-- Begin --

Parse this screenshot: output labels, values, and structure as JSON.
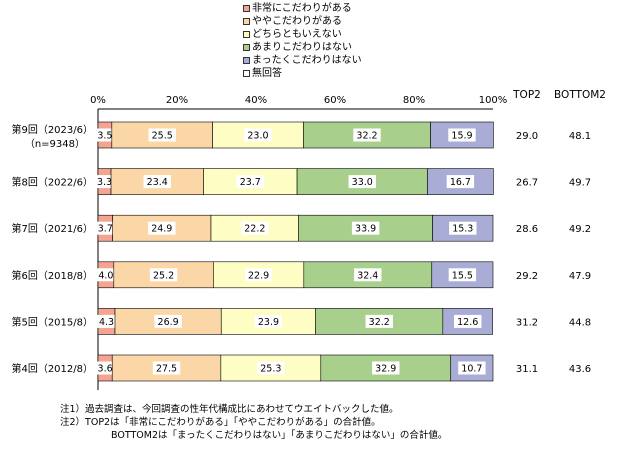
{
  "chart_data": {
    "type": "bar",
    "orientation": "horizontal-stacked-100",
    "categories": [
      "第9回（2023/6）\n（n=9348）",
      "第8回（2022/6）",
      "第7回（2021/6）",
      "第6回（2018/8）",
      "第5回（2015/8）",
      "第4回（2012/8）"
    ],
    "series": [
      {
        "name": "非常にこだわりがある",
        "color": "#f4a491",
        "values": [
          3.5,
          3.3,
          3.7,
          4.0,
          4.3,
          3.6
        ]
      },
      {
        "name": "ややこだわりがある",
        "color": "#fbd7a8",
        "values": [
          25.5,
          23.4,
          24.9,
          25.2,
          26.9,
          27.5
        ]
      },
      {
        "name": "どちらともいえない",
        "color": "#fdfdc4",
        "values": [
          23.0,
          23.7,
          22.2,
          22.9,
          23.9,
          25.3
        ]
      },
      {
        "name": "あまりこだわりはない",
        "color": "#a8cf8c",
        "values": [
          32.2,
          33.0,
          33.9,
          32.4,
          32.2,
          32.9
        ]
      },
      {
        "name": "まったくこだわりはない",
        "color": "#a9add5",
        "values": [
          15.9,
          16.7,
          15.3,
          15.5,
          12.6,
          10.7
        ]
      },
      {
        "name": "無回答",
        "color": "#ffffff",
        "values": [
          0,
          0,
          0,
          0,
          0,
          0
        ]
      }
    ],
    "xlim": [
      0,
      100
    ],
    "xticks": [
      "0%",
      "20%",
      "40%",
      "60%",
      "80%",
      "100%"
    ],
    "value_labels": [
      [
        "3.5",
        "25.5",
        "23.0",
        "32.2",
        "15.9"
      ],
      [
        "3.3",
        "23.4",
        "23.7",
        "33.0",
        "16.7"
      ],
      [
        "3.7",
        "24.9",
        "22.2",
        "33.9",
        "15.3"
      ],
      [
        "4.0",
        "25.2",
        "22.9",
        "32.4",
        "15.5"
      ],
      [
        "4.3",
        "26.9",
        "23.9",
        "32.2",
        "12.6"
      ],
      [
        "3.6",
        "27.5",
        "25.3",
        "32.9",
        "10.7"
      ]
    ],
    "summary_headers": [
      "TOP2",
      "BOTTOM2"
    ],
    "top2": [
      "29.0",
      "26.7",
      "28.6",
      "29.2",
      "31.2",
      "31.1"
    ],
    "bottom2": [
      "48.1",
      "49.7",
      "49.2",
      "47.9",
      "44.8",
      "43.6"
    ],
    "legend_position": "top-center"
  },
  "notes": [
    "注1）過去調査は、今回調査の性年代構成比にあわせてウエイトバックした値。",
    "注2）TOP2は「非常にこだわりがある」「ややこだわりがある」の合計値。",
    "BOTTOM2は「まったくこだわりはない」「あまりこだわりはない」の合計値。"
  ]
}
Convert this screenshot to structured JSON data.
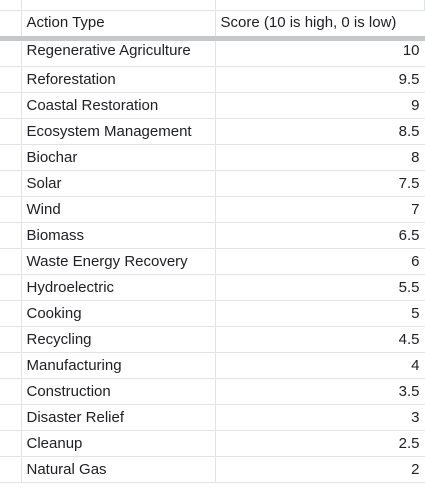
{
  "table": {
    "columns": [
      "Action Type",
      "Score (10 is high, 0 is low)"
    ],
    "rows": [
      {
        "action": "Regenerative Agriculture",
        "score": "10"
      },
      {
        "action": "Reforestation",
        "score": "9.5"
      },
      {
        "action": "Coastal Restoration",
        "score": "9"
      },
      {
        "action": "Ecosystem Management",
        "score": "8.5"
      },
      {
        "action": "Biochar",
        "score": "8"
      },
      {
        "action": "Solar",
        "score": "7.5"
      },
      {
        "action": "Wind",
        "score": "7"
      },
      {
        "action": "Biomass",
        "score": "6.5"
      },
      {
        "action": "Waste Energy Recovery",
        "score": "6"
      },
      {
        "action": "Hydroelectric",
        "score": "5.5"
      },
      {
        "action": "Cooking",
        "score": "5"
      },
      {
        "action": "Recycling",
        "score": "4.5"
      },
      {
        "action": "Manufacturing",
        "score": "4"
      },
      {
        "action": "Construction",
        "score": "3.5"
      },
      {
        "action": "Disaster Relief",
        "score": "3"
      },
      {
        "action": "Cleanup",
        "score": "2.5"
      },
      {
        "action": "Natural Gas",
        "score": "2"
      }
    ]
  }
}
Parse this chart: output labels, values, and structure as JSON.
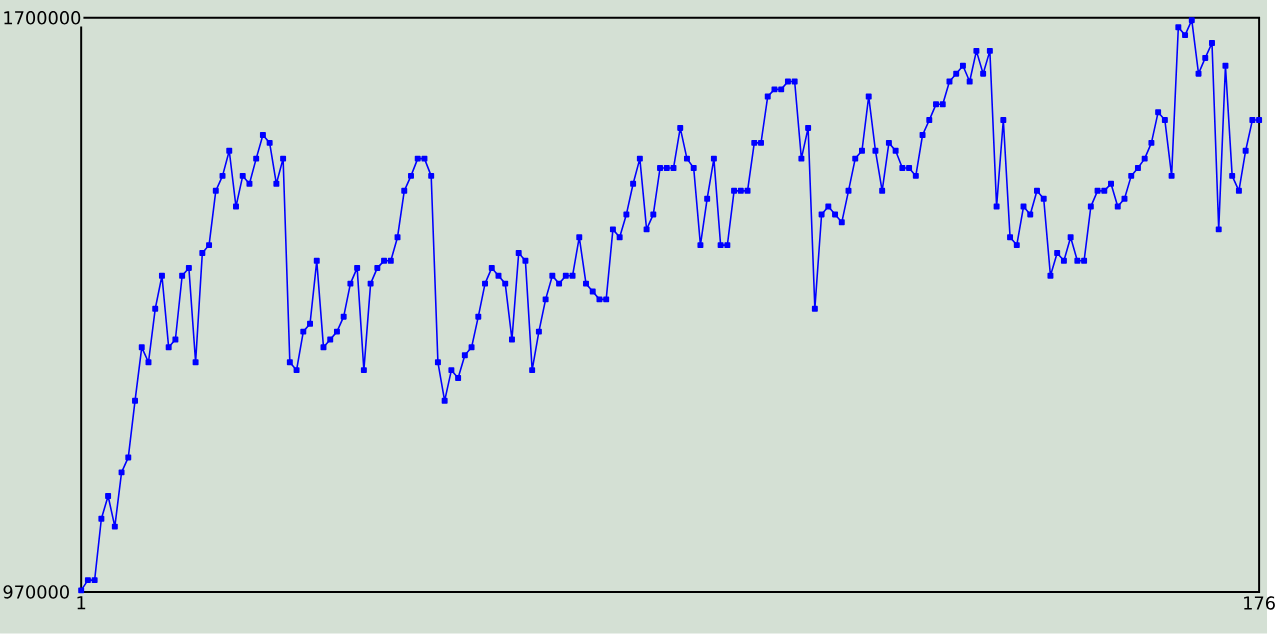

-- End --

→ **Job**: Repeat the data above exactly, but not the pictures.

→ **Final result**:
Parse this screenshot: output labels, values, and structure as JSON.
{
  "chart_data": {
    "type": "bar",
    "orientation": "horizontal-stacked-100",
    "categories": [
      "第9回（2023/6）\n（n=9348）",
      "第8回（2022/6）",
      "第7回（2021/6）",
      "第6回（2018/8）",
      "第5回（2015/8）",
      "第4回（2012/8）"
    ],
    "series": [
      {
        "name": "非常にこだわりがある",
        "color": "#f4a491",
        "values": [
          3.5,
          3.3,
          3.7,
          4.0,
          4.3,
          3.6
        ]
      },
      {
        "name": "ややこだわりがある",
        "color": "#fbd7a8",
        "values": [
          25.5,
          23.4,
          24.9,
          25.2,
          26.9,
          27.5
        ]
      },
      {
        "name": "どちらともいえない",
        "color": "#fdfdc4",
        "values": [
          23.0,
          23.7,
          22.2,
          22.9,
          23.9,
          25.3
        ]
      },
      {
        "name": "あまりこだわりはない",
        "color": "#a8cf8c",
        "values": [
          32.2,
          33.0,
          33.9,
          32.4,
          32.2,
          32.9
        ]
      },
      {
        "name": "まったくこだわりはない",
        "color": "#a9add5",
        "values": [
          15.9,
          16.7,
          15.3,
          15.5,
          12.6,
          10.7
        ]
      },
      {
        "name": "無回答",
        "color": "#ffffff",
        "values": [
          0,
          0,
          0,
          0,
          0,
          0
        ]
      }
    ],
    "xlim": [
      0,
      100
    ],
    "xticks": [
      "0%",
      "20%",
      "40%",
      "60%",
      "80%",
      "100%"
    ],
    "value_labels": [
      [
        "3.5",
        "25.5",
        "23.0",
        "32.2",
        "15.9"
      ],
      [
        "3.3",
        "23.4",
        "23.7",
        "33.0",
        "16.7"
      ],
      [
        "3.7",
        "24.9",
        "22.2",
        "33.9",
        "15.3"
      ],
      [
        "4.0",
        "25.2",
        "22.9",
        "32.4",
        "15.5"
      ],
      [
        "4.3",
        "26.9",
        "23.9",
        "32.2",
        "12.6"
      ],
      [
        "3.6",
        "27.5",
        "25.3",
        "32.9",
        "10.7"
      ]
    ],
    "summary_headers": [
      "TOP2",
      "BOTTOM2"
    ],
    "top2": [
      "29.0",
      "26.7",
      "28.6",
      "29.2",
      "31.2",
      "31.1"
    ],
    "bottom2": [
      "48.1",
      "49.7",
      "49.2",
      "47.9",
      "44.8",
      "43.6"
    ],
    "legend_position": "top-center"
  },
  "notes": [
    "注1）過去調査は、今回調査の性年代構成比にあわせてウエイトバックした値。",
    "注2）TOP2は「非常にこだわりがある」「ややこだわりがある」の合計値。",
    "BOTTOM2は「まったくこだわりはない」「あまりこだわりはない」の合計値。"
  ]
}
Convert this screenshot to structured JSON data.
{
  "table": {
    "columns": [
      "Action Type",
      "Score (10 is high, 0 is low)"
    ],
    "rows": [
      {
        "action": "Regenerative Agriculture",
        "score": "10"
      },
      {
        "action": "Reforestation",
        "score": "9.5"
      },
      {
        "action": "Coastal Restoration",
        "score": "9"
      },
      {
        "action": "Ecosystem Management",
        "score": "8.5"
      },
      {
        "action": "Biochar",
        "score": "8"
      },
      {
        "action": "Solar",
        "score": "7.5"
      },
      {
        "action": "Wind",
        "score": "7"
      },
      {
        "action": "Biomass",
        "score": "6.5"
      },
      {
        "action": "Waste Energy Recovery",
        "score": "6"
      },
      {
        "action": "Hydroelectric",
        "score": "5.5"
      },
      {
        "action": "Cooking",
        "score": "5"
      },
      {
        "action": "Recycling",
        "score": "4.5"
      },
      {
        "action": "Manufacturing",
        "score": "4"
      },
      {
        "action": "Construction",
        "score": "3.5"
      },
      {
        "action": "Disaster Relief",
        "score": "3"
      },
      {
        "action": "Cleanup",
        "score": "2.5"
      },
      {
        "action": "Natural Gas",
        "score": "2"
      }
    ]
  }
}
Parse this chart: output labels, values, and structure as JSON.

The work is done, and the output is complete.